# YOUR TASK:
Quote all of the data below exactly, please.

# LISTING:

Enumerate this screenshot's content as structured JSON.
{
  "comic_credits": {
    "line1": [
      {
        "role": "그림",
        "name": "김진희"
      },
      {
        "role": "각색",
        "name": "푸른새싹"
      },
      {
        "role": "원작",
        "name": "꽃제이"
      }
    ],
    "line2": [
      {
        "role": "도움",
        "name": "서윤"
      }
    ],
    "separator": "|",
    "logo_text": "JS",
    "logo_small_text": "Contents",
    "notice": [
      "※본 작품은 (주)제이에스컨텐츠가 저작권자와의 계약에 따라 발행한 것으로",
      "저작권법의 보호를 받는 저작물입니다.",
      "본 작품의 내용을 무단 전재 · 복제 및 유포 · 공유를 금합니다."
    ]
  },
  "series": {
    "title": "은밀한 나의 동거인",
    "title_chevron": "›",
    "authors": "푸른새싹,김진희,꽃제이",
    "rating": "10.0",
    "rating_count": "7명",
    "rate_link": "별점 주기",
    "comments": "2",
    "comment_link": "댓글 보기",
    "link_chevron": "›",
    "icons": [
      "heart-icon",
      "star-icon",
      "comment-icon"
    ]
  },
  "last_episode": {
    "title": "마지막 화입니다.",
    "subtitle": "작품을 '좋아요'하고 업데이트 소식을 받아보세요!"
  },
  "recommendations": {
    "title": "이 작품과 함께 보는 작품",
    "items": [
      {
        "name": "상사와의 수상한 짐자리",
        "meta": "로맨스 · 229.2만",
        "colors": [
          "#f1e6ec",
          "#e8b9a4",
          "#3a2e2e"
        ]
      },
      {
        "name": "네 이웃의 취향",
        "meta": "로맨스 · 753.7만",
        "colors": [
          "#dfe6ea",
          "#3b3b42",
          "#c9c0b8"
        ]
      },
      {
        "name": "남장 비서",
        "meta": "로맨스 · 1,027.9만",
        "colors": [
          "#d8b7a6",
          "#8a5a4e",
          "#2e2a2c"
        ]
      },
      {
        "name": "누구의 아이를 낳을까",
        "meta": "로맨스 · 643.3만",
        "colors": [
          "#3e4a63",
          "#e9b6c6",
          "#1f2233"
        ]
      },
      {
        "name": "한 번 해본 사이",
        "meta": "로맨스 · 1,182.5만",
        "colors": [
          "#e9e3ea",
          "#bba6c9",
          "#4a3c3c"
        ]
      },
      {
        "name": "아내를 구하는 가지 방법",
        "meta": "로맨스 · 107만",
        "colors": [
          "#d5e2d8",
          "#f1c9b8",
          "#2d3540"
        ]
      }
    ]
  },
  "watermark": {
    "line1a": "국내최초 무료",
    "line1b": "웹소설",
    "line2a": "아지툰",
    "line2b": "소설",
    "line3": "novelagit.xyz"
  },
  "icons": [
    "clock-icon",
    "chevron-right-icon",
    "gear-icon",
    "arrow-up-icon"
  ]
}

# OUTPUT FOR THIS TASK:
Enumerate this screenshot's content as structured JSON.
{
  "comic_credits": {
    "line1": [
      {
        "role": "그림",
        "name": "김진희"
      },
      {
        "role": "각색",
        "name": "푸른새싹"
      },
      {
        "role": "원작",
        "name": "꽃제이"
      }
    ],
    "line2": [
      {
        "role": "도움",
        "name": "서윤"
      }
    ],
    "separator": "|",
    "logo_text": "JS",
    "logo_small_text": "Contents",
    "notice": [
      "※본 작품은 (주)제이에스컨텐츠가 저작권자와의 계약에 따라 발행한 것으로",
      "저작권법의 보호를 받는 저작물입니다.",
      "본 작품의 내용을 무단 전재 · 복제 및 유포 · 공유를 금합니다."
    ]
  },
  "series": {
    "title": "은밀한 나의 동거인",
    "title_chevron": "›",
    "authors": "푸른새싹,김진희,꽃제이",
    "rating": "10.0",
    "rating_count": "7명",
    "rate_link": "별점 주기",
    "comments": "2",
    "comment_link": "댓글 보기",
    "link_chevron": "›",
    "icons": [
      "heart-icon",
      "star-icon",
      "comment-icon"
    ]
  },
  "last_episode": {
    "title": "마지막 화입니다.",
    "subtitle": "작품을 '좋아요'하고 업데이트 소식을 받아보세요!"
  },
  "recommendations": {
    "title": "이 작품과 함께 보는 작품",
    "items": [
      {
        "name": "상사와의 수상한 짐자리",
        "meta": "로맨스 · 229.2만",
        "colors": [
          "#f1e6ec",
          "#e8b9a4",
          "#3a2e2e"
        ]
      },
      {
        "name": "네 이웃의 취향",
        "meta": "로맨스 · 753.7만",
        "colors": [
          "#dfe6ea",
          "#3b3b42",
          "#c9c0b8"
        ]
      },
      {
        "name": "남장 비서",
        "meta": "로맨스 · 1,027.9만",
        "colors": [
          "#d8b7a6",
          "#8a5a4e",
          "#2e2a2c"
        ]
      },
      {
        "name": "누구의 아이를 낳을까",
        "meta": "로맨스 · 643.3만",
        "colors": [
          "#3e4a63",
          "#e9b6c6",
          "#1f2233"
        ]
      },
      {
        "name": "한 번 해본 사이",
        "meta": "로맨스 · 1,182.5만",
        "colors": [
          "#e9e3ea",
          "#bba6c9",
          "#4a3c3c"
        ]
      },
      {
        "name": "아내를 구하는 가지 방법",
        "meta": "로맨스 · 107만",
        "colors": [
          "#d5e2d8",
          "#f1c9b8",
          "#2d3540"
        ]
      }
    ]
  },
  "watermark": {
    "line1a": "국내최초 무료",
    "line1b": "웹소설",
    "line2a": "아지툰",
    "line2b": "소설",
    "line3": "novelagit.xyz"
  },
  "icons": [
    "clock-icon",
    "chevron-right-icon",
    "gear-icon",
    "arrow-up-icon"
  ]
}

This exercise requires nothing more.